== Provided entries ==

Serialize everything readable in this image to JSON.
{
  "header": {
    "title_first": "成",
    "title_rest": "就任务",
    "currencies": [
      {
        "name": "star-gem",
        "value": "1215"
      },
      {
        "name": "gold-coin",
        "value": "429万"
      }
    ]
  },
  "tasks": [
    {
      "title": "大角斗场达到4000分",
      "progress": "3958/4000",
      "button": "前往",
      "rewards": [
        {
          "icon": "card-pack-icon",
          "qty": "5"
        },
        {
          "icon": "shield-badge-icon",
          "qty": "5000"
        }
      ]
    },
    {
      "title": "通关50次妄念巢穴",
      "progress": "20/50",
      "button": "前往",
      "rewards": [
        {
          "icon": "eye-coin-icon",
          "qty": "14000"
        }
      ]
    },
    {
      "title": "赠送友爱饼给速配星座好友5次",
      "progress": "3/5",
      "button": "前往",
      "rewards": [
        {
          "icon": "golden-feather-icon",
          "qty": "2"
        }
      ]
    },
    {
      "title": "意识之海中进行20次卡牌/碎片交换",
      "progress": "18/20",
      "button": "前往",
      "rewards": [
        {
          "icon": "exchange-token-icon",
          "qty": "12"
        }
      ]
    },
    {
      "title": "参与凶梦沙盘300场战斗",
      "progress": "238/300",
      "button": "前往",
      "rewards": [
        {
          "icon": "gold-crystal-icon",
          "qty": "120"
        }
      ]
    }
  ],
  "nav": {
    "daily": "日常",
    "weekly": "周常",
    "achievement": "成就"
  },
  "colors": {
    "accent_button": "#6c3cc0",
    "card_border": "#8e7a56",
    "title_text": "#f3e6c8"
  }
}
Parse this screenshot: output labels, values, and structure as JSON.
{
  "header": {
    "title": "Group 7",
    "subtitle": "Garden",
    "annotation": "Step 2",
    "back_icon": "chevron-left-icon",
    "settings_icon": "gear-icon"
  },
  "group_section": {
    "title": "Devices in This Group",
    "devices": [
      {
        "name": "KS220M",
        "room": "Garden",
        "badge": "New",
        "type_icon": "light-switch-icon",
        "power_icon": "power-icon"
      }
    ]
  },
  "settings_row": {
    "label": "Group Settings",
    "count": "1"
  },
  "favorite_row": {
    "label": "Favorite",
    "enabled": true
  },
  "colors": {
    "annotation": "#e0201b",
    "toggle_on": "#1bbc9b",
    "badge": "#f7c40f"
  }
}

== Problem to work on ==
Can you restate every record above word for word?

== Solved problem ==
Serialize everything readable in this image to JSON.
{
  "header": {
    "title_first": "成",
    "title_rest": "就任务",
    "currencies": [
      {
        "name": "star-gem",
        "value": "1215"
      },
      {
        "name": "gold-coin",
        "value": "429万"
      }
    ]
  },
  "tasks": [
    {
      "title": "大角斗场达到4000分",
      "progress": "3958/4000",
      "button": "前往",
      "rewards": [
        {
          "icon": "card-pack-icon",
          "qty": "5"
        },
        {
          "icon": "shield-badge-icon",
          "qty": "5000"
        }
      ]
    },
    {
      "title": "通关50次妄念巢穴",
      "progress": "20/50",
      "button": "前往",
      "rewards": [
        {
          "icon": "eye-coin-icon",
          "qty": "14000"
        }
      ]
    },
    {
      "title": "赠送友爱饼给速配星座好友5次",
      "progress": "3/5",
      "button": "前往",
      "rewards": [
        {
          "icon": "golden-feather-icon",
          "qty": "2"
        }
      ]
    },
    {
      "title": "意识之海中进行20次卡牌/碎片交换",
      "progress": "18/20",
      "button": "前往",
      "rewards": [
        {
          "icon": "exchange-token-icon",
          "qty": "12"
        }
      ]
    },
    {
      "title": "参与凶梦沙盘300场战斗",
      "progress": "238/300",
      "button": "前往",
      "rewards": [
        {
          "icon": "gold-crystal-icon",
          "qty": "120"
        }
      ]
    }
  ],
  "nav": {
    "daily": "日常",
    "weekly": "周常",
    "achievement": "成就"
  },
  "colors": {
    "accent_button": "#6c3cc0",
    "card_border": "#8e7a56",
    "title_text": "#f3e6c8"
  }
}
Parse this screenshot: output labels, values, and structure as JSON.
{
  "header": {
    "title": "Group 7",
    "subtitle": "Garden",
    "annotation": "Step 2",
    "back_icon": "chevron-left-icon",
    "settings_icon": "gear-icon"
  },
  "group_section": {
    "title": "Devices in This Group",
    "devices": [
      {
        "name": "KS220M",
        "room": "Garden",
        "badge": "New",
        "type_icon": "light-switch-icon",
        "power_icon": "power-icon"
      }
    ]
  },
  "settings_row": {
    "label": "Group Settings",
    "count": "1"
  },
  "favorite_row": {
    "label": "Favorite",
    "enabled": true
  },
  "colors": {
    "annotation": "#e0201b",
    "toggle_on": "#1bbc9b",
    "badge": "#f7c40f"
  }
}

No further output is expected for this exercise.